Segment Start: Reading text
On January 30, 2017, the Internal Revenue Service (IRS) released an International Practice Unit (IPU) on the use of a summons under IRC Section 6038A (IRC Section 6038A Summons) when a US corporation is 25-percent owned by a foreign shareholder.  See IPU here. The IPU describes the steps that the IRS should take when issuing an IRC Section 6038A Summons, and what to do when the US corporation does not substantially comply with the summons.

In general, IRC Section 6038A imposes reporting and recordkeeping requirements (together with certain procedural compliance requirements) on domestic corporations that are 25-percent foreign-owned, which the regulations refer to as a domestic reporting corporation (DRC).  Among other requirements, a DRC is required to keep permanent books of account or records per IRC Section 6001 that are sufficient to establish the correctness of the federal income tax return of the DRC, including information, documents, or records to the extent they may be relevant to determine the correct US tax treatment of transactions with related parties. See Treas. Reg. Section 1.6038A-3.
Segment End: Reading text
Return the full text on the IRS summons under IRC Section 6038A word for word. The records that follow are separate material, not part of the text on the IRS summons.
Segment Start: Dataset records
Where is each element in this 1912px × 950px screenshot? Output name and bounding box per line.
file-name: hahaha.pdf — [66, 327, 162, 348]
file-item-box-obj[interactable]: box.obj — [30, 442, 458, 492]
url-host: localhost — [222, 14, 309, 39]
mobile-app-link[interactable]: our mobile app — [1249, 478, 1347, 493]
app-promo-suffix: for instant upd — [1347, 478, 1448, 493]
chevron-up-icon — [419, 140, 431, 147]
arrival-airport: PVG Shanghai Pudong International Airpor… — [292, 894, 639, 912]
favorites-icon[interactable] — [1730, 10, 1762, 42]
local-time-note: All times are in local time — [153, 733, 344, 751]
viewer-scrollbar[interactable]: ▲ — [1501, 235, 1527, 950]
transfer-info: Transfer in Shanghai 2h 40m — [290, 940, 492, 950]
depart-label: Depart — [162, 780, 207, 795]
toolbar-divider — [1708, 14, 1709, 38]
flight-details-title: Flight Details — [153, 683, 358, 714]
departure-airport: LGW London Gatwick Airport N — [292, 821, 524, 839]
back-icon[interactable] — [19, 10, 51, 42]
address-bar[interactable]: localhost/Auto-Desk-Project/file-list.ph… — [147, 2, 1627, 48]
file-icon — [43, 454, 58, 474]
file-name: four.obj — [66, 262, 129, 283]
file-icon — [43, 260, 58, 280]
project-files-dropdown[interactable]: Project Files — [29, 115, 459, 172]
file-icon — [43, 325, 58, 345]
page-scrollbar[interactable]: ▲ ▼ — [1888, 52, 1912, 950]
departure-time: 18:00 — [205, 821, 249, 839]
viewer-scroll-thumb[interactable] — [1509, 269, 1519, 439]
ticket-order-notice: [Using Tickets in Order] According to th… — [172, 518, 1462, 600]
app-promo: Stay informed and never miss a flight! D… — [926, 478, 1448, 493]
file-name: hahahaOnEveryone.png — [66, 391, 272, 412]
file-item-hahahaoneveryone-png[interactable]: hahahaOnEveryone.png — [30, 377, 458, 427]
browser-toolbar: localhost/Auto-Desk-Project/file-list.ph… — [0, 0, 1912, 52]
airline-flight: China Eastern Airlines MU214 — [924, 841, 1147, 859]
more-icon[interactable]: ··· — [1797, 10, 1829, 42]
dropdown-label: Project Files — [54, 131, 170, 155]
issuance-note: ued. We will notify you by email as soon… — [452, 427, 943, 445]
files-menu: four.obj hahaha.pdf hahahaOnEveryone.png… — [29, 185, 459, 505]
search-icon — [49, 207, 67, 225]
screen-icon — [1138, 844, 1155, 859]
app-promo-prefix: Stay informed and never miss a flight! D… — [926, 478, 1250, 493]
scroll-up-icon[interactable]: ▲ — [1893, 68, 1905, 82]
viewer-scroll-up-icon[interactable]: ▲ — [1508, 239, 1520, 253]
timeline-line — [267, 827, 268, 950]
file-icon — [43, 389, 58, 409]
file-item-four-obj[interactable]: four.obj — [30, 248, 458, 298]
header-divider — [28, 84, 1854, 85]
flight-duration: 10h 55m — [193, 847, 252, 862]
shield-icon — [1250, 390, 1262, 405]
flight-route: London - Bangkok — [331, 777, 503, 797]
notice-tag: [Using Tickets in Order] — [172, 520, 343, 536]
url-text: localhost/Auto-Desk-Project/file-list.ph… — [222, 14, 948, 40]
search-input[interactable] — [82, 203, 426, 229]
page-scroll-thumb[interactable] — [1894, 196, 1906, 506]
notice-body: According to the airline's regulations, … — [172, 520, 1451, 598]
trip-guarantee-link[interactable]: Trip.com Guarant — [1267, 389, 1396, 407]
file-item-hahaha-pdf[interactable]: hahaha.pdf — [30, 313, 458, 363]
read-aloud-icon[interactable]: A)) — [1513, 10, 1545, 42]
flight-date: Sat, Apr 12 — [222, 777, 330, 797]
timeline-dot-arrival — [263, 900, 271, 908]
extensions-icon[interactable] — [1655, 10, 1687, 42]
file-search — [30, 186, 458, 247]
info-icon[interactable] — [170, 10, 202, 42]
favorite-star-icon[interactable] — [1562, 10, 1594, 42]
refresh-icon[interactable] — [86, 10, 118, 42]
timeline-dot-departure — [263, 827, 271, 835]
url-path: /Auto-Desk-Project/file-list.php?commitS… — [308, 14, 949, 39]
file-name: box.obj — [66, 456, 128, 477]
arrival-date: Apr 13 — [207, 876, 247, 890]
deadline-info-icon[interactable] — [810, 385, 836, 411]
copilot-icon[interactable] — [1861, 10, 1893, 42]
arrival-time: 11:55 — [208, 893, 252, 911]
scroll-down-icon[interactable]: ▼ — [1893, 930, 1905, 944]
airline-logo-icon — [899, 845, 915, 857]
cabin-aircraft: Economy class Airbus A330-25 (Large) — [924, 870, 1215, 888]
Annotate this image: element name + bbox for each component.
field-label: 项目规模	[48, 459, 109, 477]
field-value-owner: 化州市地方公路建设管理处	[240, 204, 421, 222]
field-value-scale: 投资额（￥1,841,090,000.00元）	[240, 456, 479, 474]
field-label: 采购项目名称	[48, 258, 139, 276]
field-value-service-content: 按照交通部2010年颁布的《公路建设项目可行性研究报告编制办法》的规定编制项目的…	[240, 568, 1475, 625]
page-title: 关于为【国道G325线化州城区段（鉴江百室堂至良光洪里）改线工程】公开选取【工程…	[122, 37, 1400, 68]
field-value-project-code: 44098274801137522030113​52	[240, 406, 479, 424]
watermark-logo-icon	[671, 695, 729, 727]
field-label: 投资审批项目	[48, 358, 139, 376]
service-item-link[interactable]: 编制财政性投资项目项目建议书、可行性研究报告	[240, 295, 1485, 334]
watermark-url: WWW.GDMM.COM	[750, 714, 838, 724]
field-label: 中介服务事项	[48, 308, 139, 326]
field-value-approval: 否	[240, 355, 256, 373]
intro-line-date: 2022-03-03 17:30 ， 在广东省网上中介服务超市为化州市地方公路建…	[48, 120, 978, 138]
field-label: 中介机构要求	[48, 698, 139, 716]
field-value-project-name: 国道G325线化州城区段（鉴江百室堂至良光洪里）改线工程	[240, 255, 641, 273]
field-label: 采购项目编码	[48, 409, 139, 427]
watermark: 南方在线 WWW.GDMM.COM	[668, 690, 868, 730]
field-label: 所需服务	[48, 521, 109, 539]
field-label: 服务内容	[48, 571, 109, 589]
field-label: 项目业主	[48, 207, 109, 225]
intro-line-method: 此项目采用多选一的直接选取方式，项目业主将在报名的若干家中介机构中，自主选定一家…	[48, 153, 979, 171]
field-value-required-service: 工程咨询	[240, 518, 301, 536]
Segment End: Dataset records
Solved problem:
On January 30, 2017, the Internal Revenue Service (IRS) released an International Practice Unit (IPU) on the use of a summons under IRC Section 6038A (IRC Section 6038A Summons) when a US corporation is 25-percent owned by a foreign shareholder.  See IPU here. The IPU describes the steps that the IRS should take when issuing an IRC Section 6038A Summons, and what to do when the US corporation does not substantially comply with the summons.

In general, IRC Section 6038A imposes reporting and recordkeeping requirements (together with certain procedural compliance requirements) on domestic corporations that are 25-percent foreign-owned, which the regulations refer to as a domestic reporting corporation (DRC).  Among other requirements, a DRC is required to keep permanent books of account or records per IRC Section 6001 that are sufficient to establish the correctness of the federal income tax return of the DRC, including information, documents, or records to the extent they may be relevant to determine the correct US tax treatment of transactions with related parties. See Treas. Reg. Section 1.6038A-3.